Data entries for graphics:
******

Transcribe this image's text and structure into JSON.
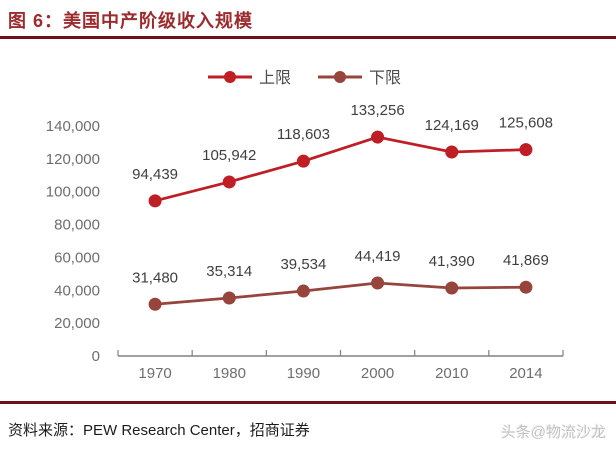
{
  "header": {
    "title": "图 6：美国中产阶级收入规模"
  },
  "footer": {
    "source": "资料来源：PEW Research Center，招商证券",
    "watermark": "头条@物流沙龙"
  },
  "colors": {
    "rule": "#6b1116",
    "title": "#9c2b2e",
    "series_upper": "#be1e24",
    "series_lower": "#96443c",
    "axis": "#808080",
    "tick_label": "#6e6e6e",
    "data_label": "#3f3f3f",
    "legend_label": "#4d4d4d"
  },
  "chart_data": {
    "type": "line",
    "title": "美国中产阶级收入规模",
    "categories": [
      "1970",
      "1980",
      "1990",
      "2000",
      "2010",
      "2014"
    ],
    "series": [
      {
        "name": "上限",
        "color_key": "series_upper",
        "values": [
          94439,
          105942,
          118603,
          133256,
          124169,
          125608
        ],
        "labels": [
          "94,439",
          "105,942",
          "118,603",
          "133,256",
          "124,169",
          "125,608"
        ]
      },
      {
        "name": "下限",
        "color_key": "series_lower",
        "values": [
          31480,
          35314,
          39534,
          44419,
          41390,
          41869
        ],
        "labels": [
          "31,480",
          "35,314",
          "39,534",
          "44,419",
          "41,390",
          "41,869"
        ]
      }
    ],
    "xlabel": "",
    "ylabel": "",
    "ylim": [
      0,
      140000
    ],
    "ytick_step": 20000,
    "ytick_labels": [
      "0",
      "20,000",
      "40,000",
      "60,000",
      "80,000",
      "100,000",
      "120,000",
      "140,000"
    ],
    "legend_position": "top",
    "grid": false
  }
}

******

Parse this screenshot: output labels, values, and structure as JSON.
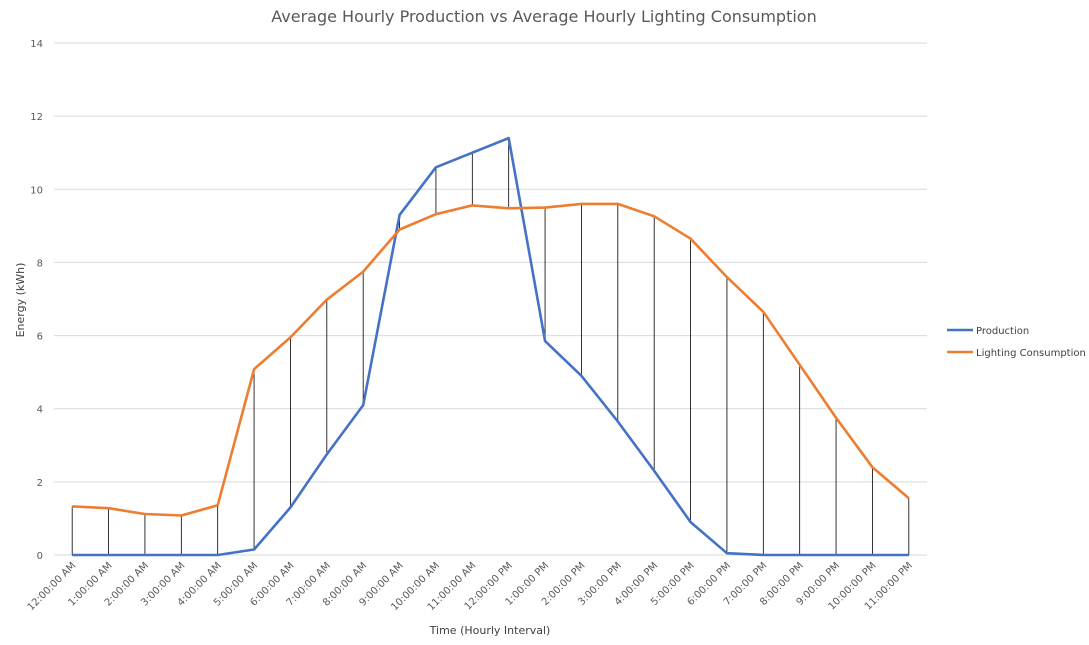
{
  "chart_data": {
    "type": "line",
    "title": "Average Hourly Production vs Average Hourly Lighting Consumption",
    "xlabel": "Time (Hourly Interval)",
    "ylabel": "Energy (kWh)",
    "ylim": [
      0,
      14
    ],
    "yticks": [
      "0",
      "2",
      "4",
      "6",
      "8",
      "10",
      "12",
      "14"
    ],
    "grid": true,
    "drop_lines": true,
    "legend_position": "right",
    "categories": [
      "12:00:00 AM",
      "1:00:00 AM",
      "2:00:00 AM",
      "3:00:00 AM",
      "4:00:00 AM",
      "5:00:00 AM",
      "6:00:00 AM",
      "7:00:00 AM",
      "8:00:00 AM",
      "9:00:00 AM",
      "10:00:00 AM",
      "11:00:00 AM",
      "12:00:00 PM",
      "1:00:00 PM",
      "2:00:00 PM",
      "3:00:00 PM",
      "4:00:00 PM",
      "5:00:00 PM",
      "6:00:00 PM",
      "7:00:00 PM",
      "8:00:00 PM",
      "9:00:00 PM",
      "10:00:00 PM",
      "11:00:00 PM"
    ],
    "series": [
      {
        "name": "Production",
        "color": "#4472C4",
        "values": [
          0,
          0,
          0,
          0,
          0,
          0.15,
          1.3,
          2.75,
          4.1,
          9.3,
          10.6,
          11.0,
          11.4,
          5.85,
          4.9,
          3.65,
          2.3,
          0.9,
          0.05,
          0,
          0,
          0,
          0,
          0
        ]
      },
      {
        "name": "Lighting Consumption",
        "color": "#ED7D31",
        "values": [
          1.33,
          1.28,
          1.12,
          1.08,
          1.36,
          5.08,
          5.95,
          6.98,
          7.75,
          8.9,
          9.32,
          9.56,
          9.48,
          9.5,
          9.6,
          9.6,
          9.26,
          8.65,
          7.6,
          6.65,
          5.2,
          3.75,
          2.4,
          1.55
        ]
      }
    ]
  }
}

******

**Exercise directions**: Note each line of the entries that has "this" in it, and copy those lines.

**Solution**:
Transcribe this image's text and structure into JSON.
Parse this screenshot: output labels, values, and structure as JSON.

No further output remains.